**Task prompt:** Look through the material below. Copy each line that contains the string "into".
#### Working data ####
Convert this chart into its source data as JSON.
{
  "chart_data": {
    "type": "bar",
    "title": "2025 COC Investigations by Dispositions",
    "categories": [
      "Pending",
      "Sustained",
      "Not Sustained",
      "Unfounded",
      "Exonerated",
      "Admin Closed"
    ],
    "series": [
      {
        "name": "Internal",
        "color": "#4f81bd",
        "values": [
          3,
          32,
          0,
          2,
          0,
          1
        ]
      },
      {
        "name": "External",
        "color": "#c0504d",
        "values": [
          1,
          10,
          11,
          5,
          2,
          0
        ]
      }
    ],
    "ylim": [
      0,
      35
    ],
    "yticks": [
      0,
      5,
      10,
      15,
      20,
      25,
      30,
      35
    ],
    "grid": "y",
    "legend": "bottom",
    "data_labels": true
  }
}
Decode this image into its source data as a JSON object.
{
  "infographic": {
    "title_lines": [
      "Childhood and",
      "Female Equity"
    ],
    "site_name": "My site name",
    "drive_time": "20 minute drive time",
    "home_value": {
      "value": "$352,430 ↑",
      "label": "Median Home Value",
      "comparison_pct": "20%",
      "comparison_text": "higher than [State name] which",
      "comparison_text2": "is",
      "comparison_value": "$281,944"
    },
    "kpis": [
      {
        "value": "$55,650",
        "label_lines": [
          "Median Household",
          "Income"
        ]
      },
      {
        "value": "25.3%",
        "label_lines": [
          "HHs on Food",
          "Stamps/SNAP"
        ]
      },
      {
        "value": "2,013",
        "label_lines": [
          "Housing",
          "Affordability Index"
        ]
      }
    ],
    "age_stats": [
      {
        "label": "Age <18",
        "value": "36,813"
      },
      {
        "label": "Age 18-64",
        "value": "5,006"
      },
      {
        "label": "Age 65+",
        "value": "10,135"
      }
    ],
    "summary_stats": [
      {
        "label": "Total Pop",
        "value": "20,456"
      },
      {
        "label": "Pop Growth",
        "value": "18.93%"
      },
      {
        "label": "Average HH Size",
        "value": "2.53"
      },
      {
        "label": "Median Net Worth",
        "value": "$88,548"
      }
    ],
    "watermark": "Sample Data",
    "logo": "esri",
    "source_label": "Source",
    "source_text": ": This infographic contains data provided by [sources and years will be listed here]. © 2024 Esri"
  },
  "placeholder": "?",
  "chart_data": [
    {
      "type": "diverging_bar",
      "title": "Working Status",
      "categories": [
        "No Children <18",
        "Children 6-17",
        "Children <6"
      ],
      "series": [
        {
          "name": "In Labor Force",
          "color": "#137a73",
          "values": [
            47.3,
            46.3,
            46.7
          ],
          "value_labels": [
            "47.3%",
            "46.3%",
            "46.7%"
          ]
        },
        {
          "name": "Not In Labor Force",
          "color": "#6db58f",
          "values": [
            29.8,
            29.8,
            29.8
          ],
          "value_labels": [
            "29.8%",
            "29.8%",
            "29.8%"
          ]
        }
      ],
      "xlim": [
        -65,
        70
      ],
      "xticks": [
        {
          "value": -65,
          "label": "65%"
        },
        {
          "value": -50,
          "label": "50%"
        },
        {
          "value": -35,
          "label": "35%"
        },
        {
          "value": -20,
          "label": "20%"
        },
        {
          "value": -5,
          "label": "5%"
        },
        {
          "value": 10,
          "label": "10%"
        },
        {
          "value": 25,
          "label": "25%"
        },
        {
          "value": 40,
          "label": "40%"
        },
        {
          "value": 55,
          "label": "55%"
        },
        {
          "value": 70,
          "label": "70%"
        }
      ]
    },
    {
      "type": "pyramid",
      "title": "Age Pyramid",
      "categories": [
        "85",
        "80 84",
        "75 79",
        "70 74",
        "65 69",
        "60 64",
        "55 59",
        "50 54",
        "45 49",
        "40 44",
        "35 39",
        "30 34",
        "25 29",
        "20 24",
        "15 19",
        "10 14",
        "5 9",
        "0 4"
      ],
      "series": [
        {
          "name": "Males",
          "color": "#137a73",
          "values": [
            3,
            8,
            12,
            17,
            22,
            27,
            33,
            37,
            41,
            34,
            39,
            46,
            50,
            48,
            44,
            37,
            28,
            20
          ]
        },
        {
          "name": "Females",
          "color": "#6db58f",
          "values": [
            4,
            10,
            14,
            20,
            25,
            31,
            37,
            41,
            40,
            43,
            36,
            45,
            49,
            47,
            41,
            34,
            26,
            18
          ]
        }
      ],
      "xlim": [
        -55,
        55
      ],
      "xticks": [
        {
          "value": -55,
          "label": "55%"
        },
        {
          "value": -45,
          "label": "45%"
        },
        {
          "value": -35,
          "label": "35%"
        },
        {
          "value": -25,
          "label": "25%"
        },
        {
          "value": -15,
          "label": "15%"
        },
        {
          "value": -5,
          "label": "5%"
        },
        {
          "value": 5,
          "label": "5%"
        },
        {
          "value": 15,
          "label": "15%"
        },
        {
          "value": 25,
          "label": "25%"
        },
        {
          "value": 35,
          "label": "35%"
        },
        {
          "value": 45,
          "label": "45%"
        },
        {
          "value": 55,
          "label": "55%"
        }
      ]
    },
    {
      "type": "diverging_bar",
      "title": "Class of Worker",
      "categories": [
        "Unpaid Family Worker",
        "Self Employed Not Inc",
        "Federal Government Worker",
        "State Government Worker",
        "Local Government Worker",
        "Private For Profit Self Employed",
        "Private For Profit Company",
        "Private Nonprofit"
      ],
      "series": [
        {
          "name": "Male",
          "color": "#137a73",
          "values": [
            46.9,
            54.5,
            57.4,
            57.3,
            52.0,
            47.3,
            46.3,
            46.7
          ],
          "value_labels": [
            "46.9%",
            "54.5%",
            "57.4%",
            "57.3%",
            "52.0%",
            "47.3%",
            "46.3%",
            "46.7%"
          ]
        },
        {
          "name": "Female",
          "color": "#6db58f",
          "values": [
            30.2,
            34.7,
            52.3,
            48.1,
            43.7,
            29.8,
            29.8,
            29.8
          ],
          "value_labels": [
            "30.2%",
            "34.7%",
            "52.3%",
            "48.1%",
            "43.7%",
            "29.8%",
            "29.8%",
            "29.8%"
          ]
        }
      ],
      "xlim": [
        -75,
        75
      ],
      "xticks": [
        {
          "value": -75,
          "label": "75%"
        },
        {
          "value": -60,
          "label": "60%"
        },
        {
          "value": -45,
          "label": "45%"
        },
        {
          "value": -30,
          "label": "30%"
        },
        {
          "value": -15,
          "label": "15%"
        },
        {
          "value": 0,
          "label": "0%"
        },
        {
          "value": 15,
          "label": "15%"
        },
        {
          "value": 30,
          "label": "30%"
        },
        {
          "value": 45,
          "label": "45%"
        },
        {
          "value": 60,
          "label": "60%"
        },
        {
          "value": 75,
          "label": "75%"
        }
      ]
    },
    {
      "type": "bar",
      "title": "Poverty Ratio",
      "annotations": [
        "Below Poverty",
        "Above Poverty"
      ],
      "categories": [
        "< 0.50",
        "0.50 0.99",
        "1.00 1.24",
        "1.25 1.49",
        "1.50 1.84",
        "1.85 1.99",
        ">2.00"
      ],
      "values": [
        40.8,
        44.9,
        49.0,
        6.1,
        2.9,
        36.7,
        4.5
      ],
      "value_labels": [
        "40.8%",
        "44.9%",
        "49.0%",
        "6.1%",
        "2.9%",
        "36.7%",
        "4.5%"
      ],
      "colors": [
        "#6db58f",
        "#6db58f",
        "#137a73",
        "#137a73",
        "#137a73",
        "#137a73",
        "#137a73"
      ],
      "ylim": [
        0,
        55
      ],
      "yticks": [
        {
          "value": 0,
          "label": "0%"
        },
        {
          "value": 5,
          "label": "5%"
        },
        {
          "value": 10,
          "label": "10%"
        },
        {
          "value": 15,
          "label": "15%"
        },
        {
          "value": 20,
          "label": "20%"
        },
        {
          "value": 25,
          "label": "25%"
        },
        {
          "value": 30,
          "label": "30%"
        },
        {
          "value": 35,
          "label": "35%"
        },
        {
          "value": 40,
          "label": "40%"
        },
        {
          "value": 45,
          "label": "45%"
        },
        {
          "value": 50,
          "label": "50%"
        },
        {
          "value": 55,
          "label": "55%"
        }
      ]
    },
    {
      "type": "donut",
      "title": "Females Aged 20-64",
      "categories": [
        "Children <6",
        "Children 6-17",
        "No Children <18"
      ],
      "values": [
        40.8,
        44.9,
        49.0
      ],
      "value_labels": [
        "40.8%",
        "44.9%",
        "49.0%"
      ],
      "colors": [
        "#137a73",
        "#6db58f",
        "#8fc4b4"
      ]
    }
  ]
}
####
**Output below:**
Convert this chart into its source data as JSON.
Decode this image into its source data as a JSON object.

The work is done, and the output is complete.